- Work to complete
Go through the records and extract every line with the word "name".

- Raw data

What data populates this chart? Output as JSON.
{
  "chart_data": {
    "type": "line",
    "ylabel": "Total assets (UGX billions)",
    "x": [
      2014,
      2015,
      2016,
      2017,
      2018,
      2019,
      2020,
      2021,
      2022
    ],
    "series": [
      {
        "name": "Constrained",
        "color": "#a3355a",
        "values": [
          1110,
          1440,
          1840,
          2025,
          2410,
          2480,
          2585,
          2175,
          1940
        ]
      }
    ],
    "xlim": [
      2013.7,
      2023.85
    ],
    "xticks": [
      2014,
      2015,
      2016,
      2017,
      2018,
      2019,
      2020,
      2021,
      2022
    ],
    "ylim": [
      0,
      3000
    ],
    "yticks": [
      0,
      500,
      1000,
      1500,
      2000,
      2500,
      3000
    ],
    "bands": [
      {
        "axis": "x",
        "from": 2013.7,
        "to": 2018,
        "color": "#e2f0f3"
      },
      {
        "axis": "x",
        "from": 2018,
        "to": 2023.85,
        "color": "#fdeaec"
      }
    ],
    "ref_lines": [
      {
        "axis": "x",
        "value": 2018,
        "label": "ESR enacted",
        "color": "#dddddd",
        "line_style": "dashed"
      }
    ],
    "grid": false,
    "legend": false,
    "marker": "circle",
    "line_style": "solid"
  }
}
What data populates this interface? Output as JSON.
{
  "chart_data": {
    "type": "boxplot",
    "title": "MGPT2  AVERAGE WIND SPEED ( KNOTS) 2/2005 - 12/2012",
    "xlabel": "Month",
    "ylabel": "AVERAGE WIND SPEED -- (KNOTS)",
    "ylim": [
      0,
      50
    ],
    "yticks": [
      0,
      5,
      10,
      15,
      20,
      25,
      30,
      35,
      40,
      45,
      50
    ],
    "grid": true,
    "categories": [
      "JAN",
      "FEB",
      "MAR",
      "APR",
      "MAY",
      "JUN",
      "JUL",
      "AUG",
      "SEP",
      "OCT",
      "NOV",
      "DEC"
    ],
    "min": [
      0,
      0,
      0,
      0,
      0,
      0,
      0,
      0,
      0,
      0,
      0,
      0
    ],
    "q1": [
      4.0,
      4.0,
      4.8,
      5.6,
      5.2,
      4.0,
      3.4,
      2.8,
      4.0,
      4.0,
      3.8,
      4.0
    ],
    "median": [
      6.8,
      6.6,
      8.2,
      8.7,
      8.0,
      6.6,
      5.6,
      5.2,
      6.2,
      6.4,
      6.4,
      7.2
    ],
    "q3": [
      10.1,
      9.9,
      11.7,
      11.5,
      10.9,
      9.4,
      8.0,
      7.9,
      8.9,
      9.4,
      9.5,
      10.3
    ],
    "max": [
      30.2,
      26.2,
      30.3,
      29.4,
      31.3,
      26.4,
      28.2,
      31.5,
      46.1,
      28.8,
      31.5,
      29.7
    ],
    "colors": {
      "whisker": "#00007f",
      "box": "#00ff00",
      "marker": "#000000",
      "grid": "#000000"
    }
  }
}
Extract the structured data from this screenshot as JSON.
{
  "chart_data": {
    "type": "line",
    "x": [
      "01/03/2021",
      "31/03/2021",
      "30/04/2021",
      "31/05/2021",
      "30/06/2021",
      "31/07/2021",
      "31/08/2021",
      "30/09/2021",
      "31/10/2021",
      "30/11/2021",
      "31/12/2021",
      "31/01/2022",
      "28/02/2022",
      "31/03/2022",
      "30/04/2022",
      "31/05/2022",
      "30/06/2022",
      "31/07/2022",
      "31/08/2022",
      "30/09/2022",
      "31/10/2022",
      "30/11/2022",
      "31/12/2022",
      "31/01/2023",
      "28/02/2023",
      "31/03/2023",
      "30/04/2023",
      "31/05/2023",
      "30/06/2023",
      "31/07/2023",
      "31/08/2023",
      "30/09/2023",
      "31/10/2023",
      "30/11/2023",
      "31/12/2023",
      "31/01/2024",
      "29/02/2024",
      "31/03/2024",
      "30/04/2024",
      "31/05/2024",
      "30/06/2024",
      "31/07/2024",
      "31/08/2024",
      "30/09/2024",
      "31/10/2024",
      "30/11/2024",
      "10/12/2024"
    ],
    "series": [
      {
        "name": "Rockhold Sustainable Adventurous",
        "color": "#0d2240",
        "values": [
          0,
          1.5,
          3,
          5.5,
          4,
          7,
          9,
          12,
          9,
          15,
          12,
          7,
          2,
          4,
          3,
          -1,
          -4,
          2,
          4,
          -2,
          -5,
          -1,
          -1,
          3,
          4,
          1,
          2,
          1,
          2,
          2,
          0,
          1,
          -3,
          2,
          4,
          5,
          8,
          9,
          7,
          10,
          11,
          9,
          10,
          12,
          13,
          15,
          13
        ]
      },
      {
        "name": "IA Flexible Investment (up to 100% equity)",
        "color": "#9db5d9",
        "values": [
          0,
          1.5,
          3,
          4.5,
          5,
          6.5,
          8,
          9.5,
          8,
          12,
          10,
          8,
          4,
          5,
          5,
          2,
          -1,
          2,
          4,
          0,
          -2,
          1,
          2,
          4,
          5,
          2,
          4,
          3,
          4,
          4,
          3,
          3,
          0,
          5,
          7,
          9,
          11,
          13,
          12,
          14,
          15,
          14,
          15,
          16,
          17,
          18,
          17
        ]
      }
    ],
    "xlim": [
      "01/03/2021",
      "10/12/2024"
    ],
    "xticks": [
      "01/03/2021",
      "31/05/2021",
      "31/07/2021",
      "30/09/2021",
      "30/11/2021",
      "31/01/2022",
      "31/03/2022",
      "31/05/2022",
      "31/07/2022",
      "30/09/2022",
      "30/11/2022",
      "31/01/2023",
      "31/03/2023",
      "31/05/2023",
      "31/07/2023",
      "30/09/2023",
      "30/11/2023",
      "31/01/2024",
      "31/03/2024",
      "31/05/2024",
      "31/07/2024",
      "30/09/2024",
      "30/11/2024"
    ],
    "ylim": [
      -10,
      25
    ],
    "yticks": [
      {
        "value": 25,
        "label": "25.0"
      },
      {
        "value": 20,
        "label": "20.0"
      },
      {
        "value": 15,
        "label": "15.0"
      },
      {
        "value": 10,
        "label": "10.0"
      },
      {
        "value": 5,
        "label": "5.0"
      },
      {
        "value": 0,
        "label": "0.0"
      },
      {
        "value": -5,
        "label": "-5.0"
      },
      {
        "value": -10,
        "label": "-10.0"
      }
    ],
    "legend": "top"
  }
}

- Task result
        "name": "Constrained",
        "name": "Rockhold Sustainable Adventurous",
        "name": "IA Flexible Investment (up to 100% equity)",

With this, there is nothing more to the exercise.